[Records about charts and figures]
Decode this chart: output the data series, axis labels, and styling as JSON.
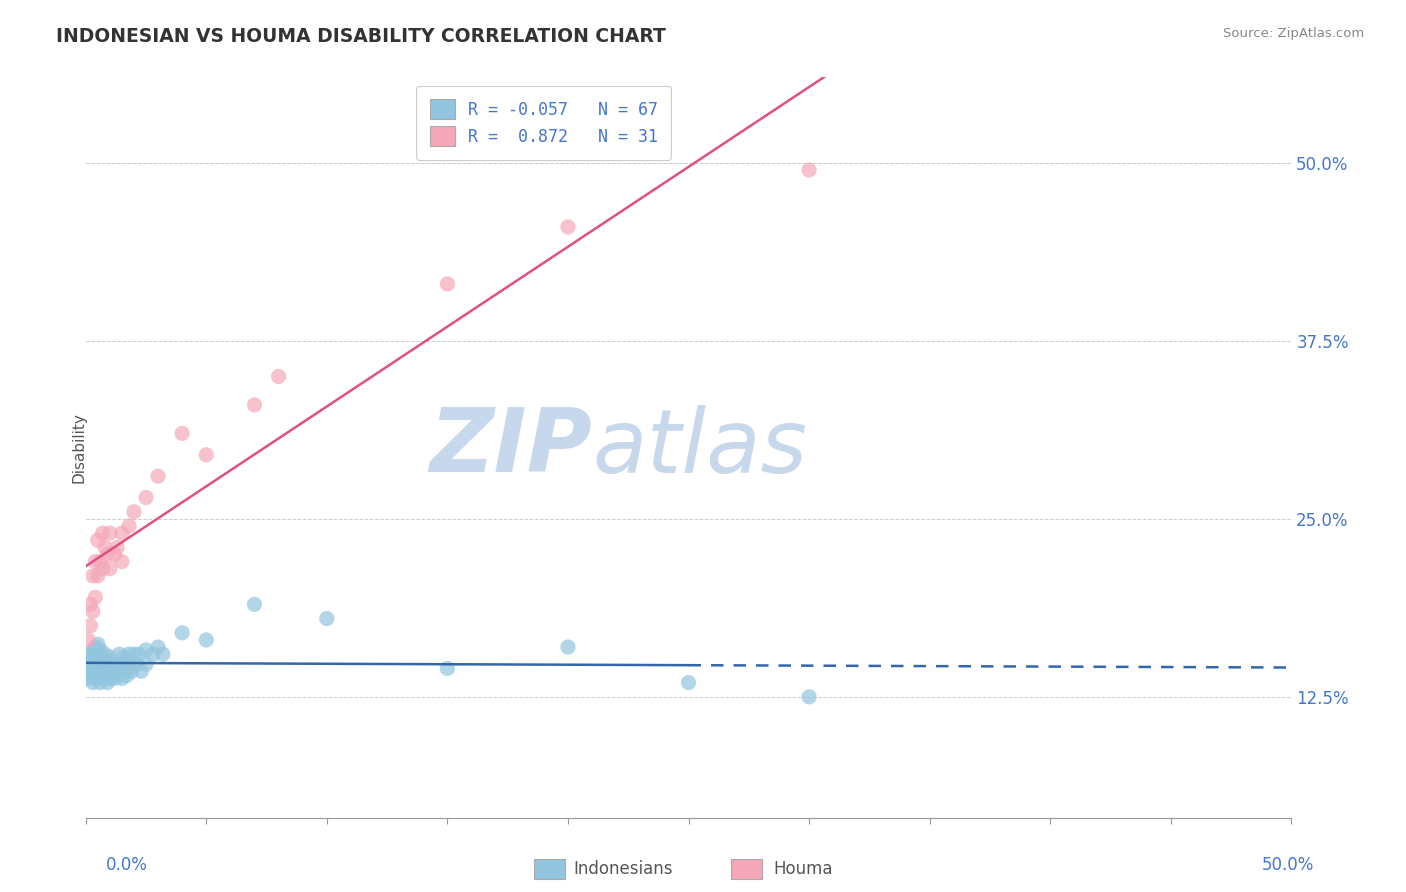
{
  "title": "INDONESIAN VS HOUMA DISABILITY CORRELATION CHART",
  "source": "Source: ZipAtlas.com",
  "ylabel": "Disability",
  "x_range": [
    0.0,
    0.5
  ],
  "y_range": [
    0.04,
    0.56
  ],
  "indonesian_color": "#92c5de",
  "houma_color": "#f4a7b9",
  "indonesian_line_color": "#3366aa",
  "houma_line_color": "#e05080",
  "grid_color": "#cccccc",
  "watermark_text": "ZIPatlas",
  "watermark_color": "#dce8f5",
  "y_tick_positions": [
    0.125,
    0.25,
    0.375,
    0.5
  ],
  "y_tick_labels": [
    "12.5%",
    "25.0%",
    "37.5%",
    "50.0%"
  ],
  "indonesian_points": [
    [
      0.001,
      0.145
    ],
    [
      0.001,
      0.138
    ],
    [
      0.001,
      0.152
    ],
    [
      0.002,
      0.14
    ],
    [
      0.002,
      0.148
    ],
    [
      0.002,
      0.155
    ],
    [
      0.003,
      0.135
    ],
    [
      0.003,
      0.142
    ],
    [
      0.003,
      0.15
    ],
    [
      0.003,
      0.158
    ],
    [
      0.004,
      0.138
    ],
    [
      0.004,
      0.145
    ],
    [
      0.004,
      0.153
    ],
    [
      0.004,
      0.16
    ],
    [
      0.005,
      0.14
    ],
    [
      0.005,
      0.148
    ],
    [
      0.005,
      0.155
    ],
    [
      0.005,
      0.162
    ],
    [
      0.006,
      0.135
    ],
    [
      0.006,
      0.143
    ],
    [
      0.006,
      0.15
    ],
    [
      0.006,
      0.158
    ],
    [
      0.007,
      0.138
    ],
    [
      0.007,
      0.145
    ],
    [
      0.007,
      0.153
    ],
    [
      0.008,
      0.14
    ],
    [
      0.008,
      0.148
    ],
    [
      0.008,
      0.155
    ],
    [
      0.009,
      0.135
    ],
    [
      0.009,
      0.143
    ],
    [
      0.009,
      0.15
    ],
    [
      0.01,
      0.138
    ],
    [
      0.01,
      0.145
    ],
    [
      0.01,
      0.153
    ],
    [
      0.011,
      0.14
    ],
    [
      0.011,
      0.148
    ],
    [
      0.012,
      0.138
    ],
    [
      0.012,
      0.145
    ],
    [
      0.013,
      0.14
    ],
    [
      0.013,
      0.148
    ],
    [
      0.014,
      0.155
    ],
    [
      0.014,
      0.143
    ],
    [
      0.015,
      0.138
    ],
    [
      0.015,
      0.148
    ],
    [
      0.016,
      0.153
    ],
    [
      0.016,
      0.143
    ],
    [
      0.017,
      0.14
    ],
    [
      0.018,
      0.148
    ],
    [
      0.018,
      0.155
    ],
    [
      0.019,
      0.143
    ],
    [
      0.02,
      0.155
    ],
    [
      0.021,
      0.148
    ],
    [
      0.022,
      0.155
    ],
    [
      0.023,
      0.143
    ],
    [
      0.025,
      0.158
    ],
    [
      0.025,
      0.148
    ],
    [
      0.028,
      0.155
    ],
    [
      0.03,
      0.16
    ],
    [
      0.032,
      0.155
    ],
    [
      0.04,
      0.17
    ],
    [
      0.05,
      0.165
    ],
    [
      0.07,
      0.19
    ],
    [
      0.1,
      0.18
    ],
    [
      0.15,
      0.145
    ],
    [
      0.2,
      0.16
    ],
    [
      0.25,
      0.135
    ],
    [
      0.3,
      0.125
    ]
  ],
  "houma_points": [
    [
      0.001,
      0.165
    ],
    [
      0.002,
      0.175
    ],
    [
      0.002,
      0.19
    ],
    [
      0.003,
      0.185
    ],
    [
      0.003,
      0.21
    ],
    [
      0.004,
      0.195
    ],
    [
      0.004,
      0.22
    ],
    [
      0.005,
      0.21
    ],
    [
      0.005,
      0.235
    ],
    [
      0.006,
      0.22
    ],
    [
      0.007,
      0.215
    ],
    [
      0.007,
      0.24
    ],
    [
      0.008,
      0.23
    ],
    [
      0.009,
      0.225
    ],
    [
      0.01,
      0.24
    ],
    [
      0.01,
      0.215
    ],
    [
      0.012,
      0.225
    ],
    [
      0.013,
      0.23
    ],
    [
      0.015,
      0.22
    ],
    [
      0.015,
      0.24
    ],
    [
      0.018,
      0.245
    ],
    [
      0.02,
      0.255
    ],
    [
      0.025,
      0.265
    ],
    [
      0.03,
      0.28
    ],
    [
      0.04,
      0.31
    ],
    [
      0.05,
      0.295
    ],
    [
      0.07,
      0.33
    ],
    [
      0.08,
      0.35
    ],
    [
      0.15,
      0.415
    ],
    [
      0.2,
      0.455
    ],
    [
      0.3,
      0.495
    ]
  ],
  "legend_line1": "R = -0.057   N = 67",
  "legend_line2": "R =  0.872   N = 31"
}
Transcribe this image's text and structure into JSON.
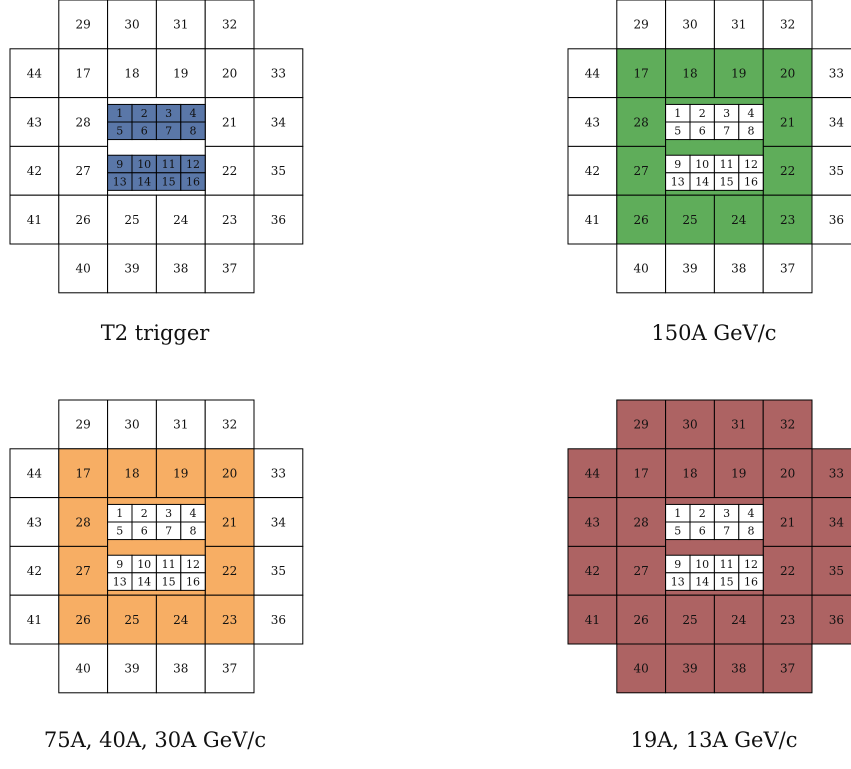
{
  "colors": {
    "blue": "#5a77a8",
    "green": "#5fad5a",
    "orange": "#f7ae64",
    "red": "#ad6363",
    "white": "#ffffff",
    "line": "#000000"
  },
  "panels": [
    {
      "caption": "T2 trigger",
      "inner": "blue",
      "middle": "white",
      "outer": "white"
    },
    {
      "caption": "150A GeV/c",
      "inner": "white",
      "middle": "green",
      "outer": "white"
    },
    {
      "caption": "75A, 40A, 30A GeV/c",
      "inner": "white",
      "middle": "orange",
      "outer": "white"
    },
    {
      "caption": "19A, 13A GeV/c",
      "inner": "white",
      "middle": "red",
      "outer": "red"
    }
  ],
  "grid": {
    "top_row": [
      "29",
      "30",
      "31",
      "32"
    ],
    "row2": [
      "44",
      "17",
      "18",
      "19",
      "20",
      "33"
    ],
    "row3_left": [
      "43",
      "28"
    ],
    "row3_right": [
      "21",
      "34"
    ],
    "row4_left": [
      "42",
      "27"
    ],
    "row4_right": [
      "22",
      "35"
    ],
    "row5": [
      "41",
      "26",
      "25",
      "24",
      "23",
      "36"
    ],
    "bottom_row": [
      "40",
      "39",
      "38",
      "37"
    ],
    "inner_cells": [
      "1",
      "2",
      "3",
      "4",
      "5",
      "6",
      "7",
      "8",
      "9",
      "10",
      "11",
      "12",
      "13",
      "14",
      "15",
      "16"
    ]
  }
}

Given exercise:
Your task is to repeat the data above exactly while excluding the pictures.

Correct answer:
Decode this chart: output the data series, axis labels, and styling as JSON.
{
  "title": "INDONESIAN VS HOUMA DISABILITY CORRELATION CHART",
  "source": "Source: ZipAtlas.com",
  "ylabel": "Disability",
  "x_range": [
    0.0,
    0.5
  ],
  "y_range": [
    0.04,
    0.56
  ],
  "indonesian_color": "#92c5de",
  "houma_color": "#f4a7b9",
  "indonesian_line_color": "#3366aa",
  "houma_line_color": "#e05080",
  "grid_color": "#cccccc",
  "watermark_text": "ZIPatlas",
  "watermark_color": "#dce8f5",
  "y_tick_positions": [
    0.125,
    0.25,
    0.375,
    0.5
  ],
  "y_tick_labels": [
    "12.5%",
    "25.0%",
    "37.5%",
    "50.0%"
  ],
  "indonesian_points": [
    [
      0.001,
      0.145
    ],
    [
      0.001,
      0.138
    ],
    [
      0.001,
      0.152
    ],
    [
      0.002,
      0.14
    ],
    [
      0.002,
      0.148
    ],
    [
      0.002,
      0.155
    ],
    [
      0.003,
      0.135
    ],
    [
      0.003,
      0.142
    ],
    [
      0.003,
      0.15
    ],
    [
      0.003,
      0.158
    ],
    [
      0.004,
      0.138
    ],
    [
      0.004,
      0.145
    ],
    [
      0.004,
      0.153
    ],
    [
      0.004,
      0.16
    ],
    [
      0.005,
      0.14
    ],
    [
      0.005,
      0.148
    ],
    [
      0.005,
      0.155
    ],
    [
      0.005,
      0.162
    ],
    [
      0.006,
      0.135
    ],
    [
      0.006,
      0.143
    ],
    [
      0.006,
      0.15
    ],
    [
      0.006,
      0.158
    ],
    [
      0.007,
      0.138
    ],
    [
      0.007,
      0.145
    ],
    [
      0.007,
      0.153
    ],
    [
      0.008,
      0.14
    ],
    [
      0.008,
      0.148
    ],
    [
      0.008,
      0.155
    ],
    [
      0.009,
      0.135
    ],
    [
      0.009,
      0.143
    ],
    [
      0.009,
      0.15
    ],
    [
      0.01,
      0.138
    ],
    [
      0.01,
      0.145
    ],
    [
      0.01,
      0.153
    ],
    [
      0.011,
      0.14
    ],
    [
      0.011,
      0.148
    ],
    [
      0.012,
      0.138
    ],
    [
      0.012,
      0.145
    ],
    [
      0.013,
      0.14
    ],
    [
      0.013,
      0.148
    ],
    [
      0.014,
      0.155
    ],
    [
      0.014,
      0.143
    ],
    [
      0.015,
      0.138
    ],
    [
      0.015,
      0.148
    ],
    [
      0.016,
      0.153
    ],
    [
      0.016,
      0.143
    ],
    [
      0.017,
      0.14
    ],
    [
      0.018,
      0.148
    ],
    [
      0.018,
      0.155
    ],
    [
      0.019,
      0.143
    ],
    [
      0.02,
      0.155
    ],
    [
      0.021,
      0.148
    ],
    [
      0.022,
      0.155
    ],
    [
      0.023,
      0.143
    ],
    [
      0.025,
      0.158
    ],
    [
      0.025,
      0.148
    ],
    [
      0.028,
      0.155
    ],
    [
      0.03,
      0.16
    ],
    [
      0.032,
      0.155
    ],
    [
      0.04,
      0.17
    ],
    [
      0.05,
      0.165
    ],
    [
      0.07,
      0.19
    ],
    [
      0.1,
      0.18
    ],
    [
      0.15,
      0.145
    ],
    [
      0.2,
      0.16
    ],
    [
      0.25,
      0.135
    ],
    [
      0.3,
      0.125
    ]
  ],
  "houma_points": [
    [
      0.001,
      0.165
    ],
    [
      0.002,
      0.175
    ],
    [
      0.002,
      0.19
    ],
    [
      0.003,
      0.185
    ],
    [
      0.003,
      0.21
    ],
    [
      0.004,
      0.195
    ],
    [
      0.004,
      0.22
    ],
    [
      0.005,
      0.21
    ],
    [
      0.005,
      0.235
    ],
    [
      0.006,
      0.22
    ],
    [
      0.007,
      0.215
    ],
    [
      0.007,
      0.24
    ],
    [
      0.008,
      0.23
    ],
    [
      0.009,
      0.225
    ],
    [
      0.01,
      0.24
    ],
    [
      0.01,
      0.215
    ],
    [
      0.012,
      0.225
    ],
    [
      0.013,
      0.23
    ],
    [
      0.015,
      0.22
    ],
    [
      0.015,
      0.24
    ],
    [
      0.018,
      0.245
    ],
    [
      0.02,
      0.255
    ],
    [
      0.025,
      0.265
    ],
    [
      0.03,
      0.28
    ],
    [
      0.04,
      0.31
    ],
    [
      0.05,
      0.295
    ],
    [
      0.07,
      0.33
    ],
    [
      0.08,
      0.35
    ],
    [
      0.15,
      0.415
    ],
    [
      0.2,
      0.455
    ],
    [
      0.3,
      0.495
    ]
  ],
  "legend_line1": "R = -0.057   N = 67",
  "legend_line2": "R =  0.872   N = 31"
}
Transcribe this image's text and structure into JSON.
{
  "colors": {
    "blue": "#5a77a8",
    "green": "#5fad5a",
    "orange": "#f7ae64",
    "red": "#ad6363",
    "white": "#ffffff",
    "line": "#000000"
  },
  "panels": [
    {
      "caption": "T2 trigger",
      "inner": "blue",
      "middle": "white",
      "outer": "white"
    },
    {
      "caption": "150A GeV/c",
      "inner": "white",
      "middle": "green",
      "outer": "white"
    },
    {
      "caption": "75A, 40A, 30A GeV/c",
      "inner": "white",
      "middle": "orange",
      "outer": "white"
    },
    {
      "caption": "19A, 13A GeV/c",
      "inner": "white",
      "middle": "red",
      "outer": "red"
    }
  ],
  "grid": {
    "top_row": [
      "29",
      "30",
      "31",
      "32"
    ],
    "row2": [
      "44",
      "17",
      "18",
      "19",
      "20",
      "33"
    ],
    "row3_left": [
      "43",
      "28"
    ],
    "row3_right": [
      "21",
      "34"
    ],
    "row4_left": [
      "42",
      "27"
    ],
    "row4_right": [
      "22",
      "35"
    ],
    "row5": [
      "41",
      "26",
      "25",
      "24",
      "23",
      "36"
    ],
    "bottom_row": [
      "40",
      "39",
      "38",
      "37"
    ],
    "inner_cells": [
      "1",
      "2",
      "3",
      "4",
      "5",
      "6",
      "7",
      "8",
      "9",
      "10",
      "11",
      "12",
      "13",
      "14",
      "15",
      "16"
    ]
  }
}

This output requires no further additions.